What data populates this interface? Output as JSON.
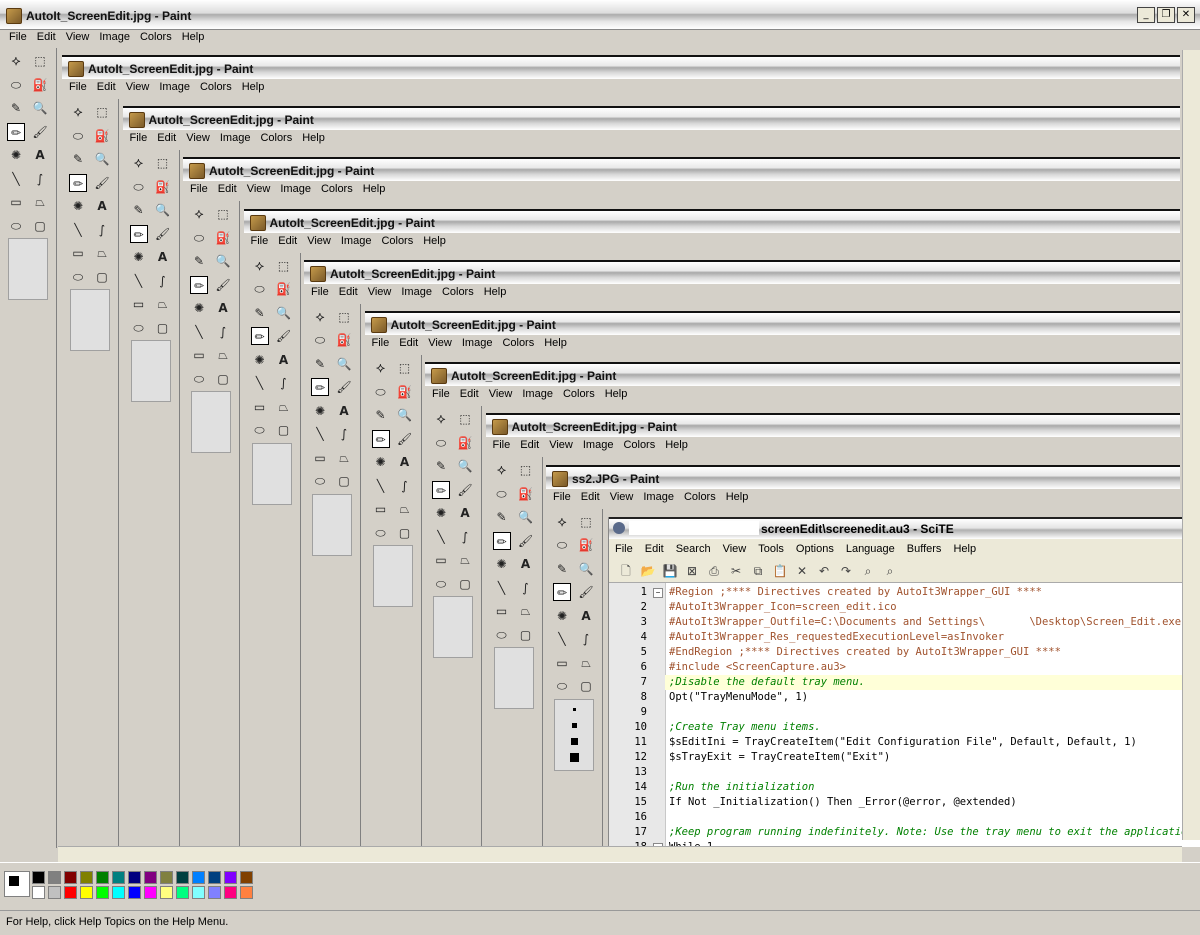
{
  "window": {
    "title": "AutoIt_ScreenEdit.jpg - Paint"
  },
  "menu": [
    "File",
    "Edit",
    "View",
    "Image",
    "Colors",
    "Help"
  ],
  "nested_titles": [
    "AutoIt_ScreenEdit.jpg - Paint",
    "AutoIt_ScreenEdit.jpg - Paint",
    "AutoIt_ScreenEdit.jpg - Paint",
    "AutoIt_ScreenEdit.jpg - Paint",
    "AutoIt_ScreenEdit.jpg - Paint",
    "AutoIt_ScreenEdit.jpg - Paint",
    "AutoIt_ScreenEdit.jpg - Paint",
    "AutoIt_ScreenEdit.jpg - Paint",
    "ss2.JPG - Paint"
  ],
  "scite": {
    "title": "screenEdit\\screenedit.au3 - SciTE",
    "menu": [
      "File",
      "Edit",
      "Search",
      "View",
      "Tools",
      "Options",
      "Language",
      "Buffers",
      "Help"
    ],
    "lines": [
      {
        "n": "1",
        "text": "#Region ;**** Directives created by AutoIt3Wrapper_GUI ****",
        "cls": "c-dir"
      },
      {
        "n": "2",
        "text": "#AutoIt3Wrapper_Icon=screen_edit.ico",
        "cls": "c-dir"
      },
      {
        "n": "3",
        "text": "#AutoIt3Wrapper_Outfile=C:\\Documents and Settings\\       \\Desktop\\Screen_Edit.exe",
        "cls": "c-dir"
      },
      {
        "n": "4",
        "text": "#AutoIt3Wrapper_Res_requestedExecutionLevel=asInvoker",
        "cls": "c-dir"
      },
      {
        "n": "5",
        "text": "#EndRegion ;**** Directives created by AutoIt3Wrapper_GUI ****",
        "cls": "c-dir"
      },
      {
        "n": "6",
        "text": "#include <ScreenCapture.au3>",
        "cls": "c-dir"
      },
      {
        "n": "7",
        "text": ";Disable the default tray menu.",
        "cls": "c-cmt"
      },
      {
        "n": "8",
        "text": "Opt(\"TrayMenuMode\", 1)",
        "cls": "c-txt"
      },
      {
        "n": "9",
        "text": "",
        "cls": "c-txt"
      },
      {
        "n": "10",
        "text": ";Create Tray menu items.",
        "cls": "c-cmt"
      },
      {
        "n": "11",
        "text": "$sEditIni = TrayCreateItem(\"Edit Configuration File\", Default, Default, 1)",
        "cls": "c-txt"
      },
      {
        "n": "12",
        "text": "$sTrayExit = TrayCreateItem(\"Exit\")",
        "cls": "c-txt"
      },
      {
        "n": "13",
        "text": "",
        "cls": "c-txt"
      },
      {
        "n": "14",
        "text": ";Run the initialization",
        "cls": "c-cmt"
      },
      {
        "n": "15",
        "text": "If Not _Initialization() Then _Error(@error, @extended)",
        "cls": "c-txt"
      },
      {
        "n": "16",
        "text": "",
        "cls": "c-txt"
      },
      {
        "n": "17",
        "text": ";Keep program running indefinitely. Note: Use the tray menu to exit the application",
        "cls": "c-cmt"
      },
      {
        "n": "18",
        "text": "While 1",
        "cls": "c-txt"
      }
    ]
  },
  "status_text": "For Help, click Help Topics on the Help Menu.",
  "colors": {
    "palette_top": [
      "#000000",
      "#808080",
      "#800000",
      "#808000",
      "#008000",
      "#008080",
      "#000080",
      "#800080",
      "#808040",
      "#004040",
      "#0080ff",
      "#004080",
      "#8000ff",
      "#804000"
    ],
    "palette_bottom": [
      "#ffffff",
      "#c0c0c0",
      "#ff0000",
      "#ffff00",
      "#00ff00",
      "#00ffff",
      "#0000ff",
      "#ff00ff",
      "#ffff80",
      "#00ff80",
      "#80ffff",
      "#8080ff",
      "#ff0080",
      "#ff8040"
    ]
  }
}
━━━━━━━━━━
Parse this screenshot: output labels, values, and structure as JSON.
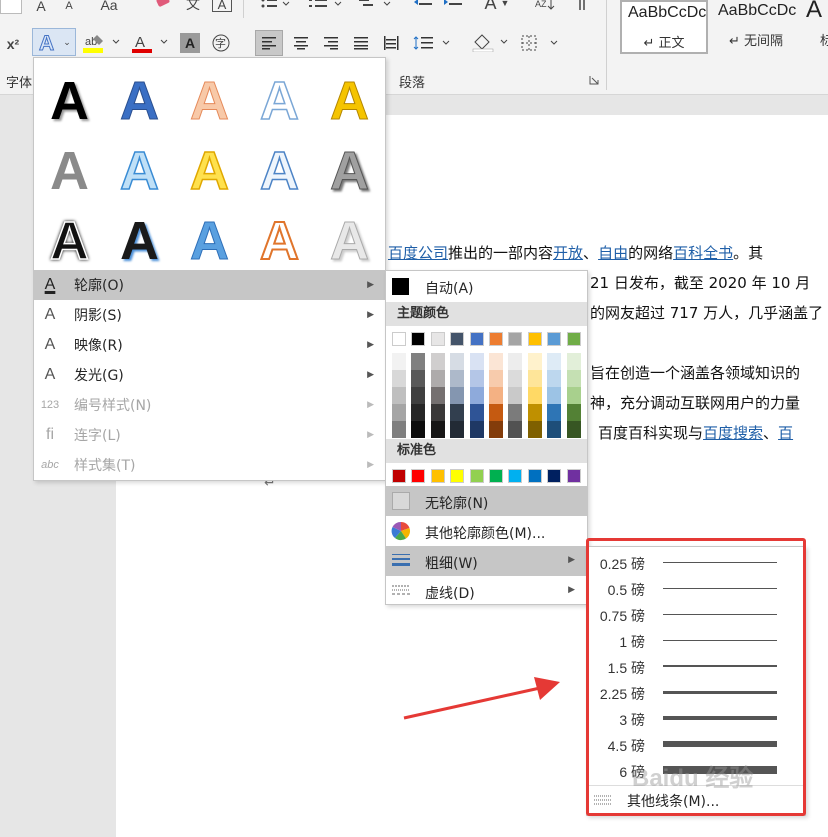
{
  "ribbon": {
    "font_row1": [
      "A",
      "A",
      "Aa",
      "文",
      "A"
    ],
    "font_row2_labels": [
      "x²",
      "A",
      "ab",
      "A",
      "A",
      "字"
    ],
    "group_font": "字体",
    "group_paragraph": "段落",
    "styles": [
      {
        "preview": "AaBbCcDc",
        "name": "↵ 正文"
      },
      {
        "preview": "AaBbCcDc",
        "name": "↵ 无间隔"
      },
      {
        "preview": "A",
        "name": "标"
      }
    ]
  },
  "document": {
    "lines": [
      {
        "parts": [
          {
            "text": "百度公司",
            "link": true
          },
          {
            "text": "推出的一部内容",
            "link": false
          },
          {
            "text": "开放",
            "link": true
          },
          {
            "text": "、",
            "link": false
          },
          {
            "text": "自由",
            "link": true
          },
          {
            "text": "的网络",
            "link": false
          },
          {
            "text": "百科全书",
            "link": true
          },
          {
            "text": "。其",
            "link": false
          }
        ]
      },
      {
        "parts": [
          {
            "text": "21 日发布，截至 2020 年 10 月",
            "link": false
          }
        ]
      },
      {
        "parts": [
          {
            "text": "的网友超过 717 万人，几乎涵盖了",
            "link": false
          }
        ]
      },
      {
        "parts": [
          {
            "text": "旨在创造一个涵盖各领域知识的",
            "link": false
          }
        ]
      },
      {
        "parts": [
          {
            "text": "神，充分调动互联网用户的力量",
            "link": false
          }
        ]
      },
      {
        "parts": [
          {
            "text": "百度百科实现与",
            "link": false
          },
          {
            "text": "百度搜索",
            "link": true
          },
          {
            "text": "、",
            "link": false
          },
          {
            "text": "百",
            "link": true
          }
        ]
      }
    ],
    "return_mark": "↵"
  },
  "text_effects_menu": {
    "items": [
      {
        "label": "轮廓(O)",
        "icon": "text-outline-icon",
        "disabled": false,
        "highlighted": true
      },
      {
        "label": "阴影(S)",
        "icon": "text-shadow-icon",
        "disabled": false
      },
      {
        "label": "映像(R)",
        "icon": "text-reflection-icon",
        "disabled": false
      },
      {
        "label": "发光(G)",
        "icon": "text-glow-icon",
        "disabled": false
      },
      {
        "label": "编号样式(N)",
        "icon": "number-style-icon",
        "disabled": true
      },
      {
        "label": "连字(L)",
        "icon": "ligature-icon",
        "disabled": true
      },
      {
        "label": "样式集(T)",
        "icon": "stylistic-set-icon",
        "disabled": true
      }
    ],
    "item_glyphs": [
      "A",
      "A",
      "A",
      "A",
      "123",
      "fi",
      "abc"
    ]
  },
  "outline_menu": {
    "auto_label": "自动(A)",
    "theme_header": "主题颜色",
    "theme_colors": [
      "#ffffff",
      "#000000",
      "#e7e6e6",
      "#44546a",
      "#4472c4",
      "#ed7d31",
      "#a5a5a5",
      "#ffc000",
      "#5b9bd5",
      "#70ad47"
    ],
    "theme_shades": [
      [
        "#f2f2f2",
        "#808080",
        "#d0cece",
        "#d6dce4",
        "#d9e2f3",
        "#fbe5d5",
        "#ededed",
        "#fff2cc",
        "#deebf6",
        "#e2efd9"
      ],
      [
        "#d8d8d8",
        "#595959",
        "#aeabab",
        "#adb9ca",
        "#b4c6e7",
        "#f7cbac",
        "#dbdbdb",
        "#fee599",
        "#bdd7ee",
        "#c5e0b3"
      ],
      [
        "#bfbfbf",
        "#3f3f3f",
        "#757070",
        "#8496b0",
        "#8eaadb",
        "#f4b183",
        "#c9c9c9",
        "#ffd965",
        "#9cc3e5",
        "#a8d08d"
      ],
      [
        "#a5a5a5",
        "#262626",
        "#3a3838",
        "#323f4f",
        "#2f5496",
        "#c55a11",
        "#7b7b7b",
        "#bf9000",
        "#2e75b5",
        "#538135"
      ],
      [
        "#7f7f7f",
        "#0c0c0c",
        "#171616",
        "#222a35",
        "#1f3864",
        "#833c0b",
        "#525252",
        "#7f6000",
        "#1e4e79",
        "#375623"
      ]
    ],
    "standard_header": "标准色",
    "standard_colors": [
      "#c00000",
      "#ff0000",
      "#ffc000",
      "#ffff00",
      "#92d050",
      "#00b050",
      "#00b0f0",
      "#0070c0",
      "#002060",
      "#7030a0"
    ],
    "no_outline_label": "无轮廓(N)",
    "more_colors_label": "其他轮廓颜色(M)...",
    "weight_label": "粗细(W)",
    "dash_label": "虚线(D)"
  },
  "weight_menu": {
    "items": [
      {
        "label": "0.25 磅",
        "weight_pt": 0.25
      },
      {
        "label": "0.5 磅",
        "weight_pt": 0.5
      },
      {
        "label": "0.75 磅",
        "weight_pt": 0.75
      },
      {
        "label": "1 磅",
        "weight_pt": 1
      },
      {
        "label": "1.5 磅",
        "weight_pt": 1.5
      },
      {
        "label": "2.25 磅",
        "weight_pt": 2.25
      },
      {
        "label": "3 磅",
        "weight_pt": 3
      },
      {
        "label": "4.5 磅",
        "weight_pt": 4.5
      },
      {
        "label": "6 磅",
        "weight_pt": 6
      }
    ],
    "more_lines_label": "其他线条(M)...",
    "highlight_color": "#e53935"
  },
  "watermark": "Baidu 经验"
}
━━━━━━━━━━
Gather each line of the listing that holds the string "created".

EXERCISE OUTPUT =>
        "text": "#Region ;**** Directives created by AutoIt3Wrapper_GUI ****",
        "text": "#EndRegion ;**** Directives created by AutoIt3Wrapper_GUI ****",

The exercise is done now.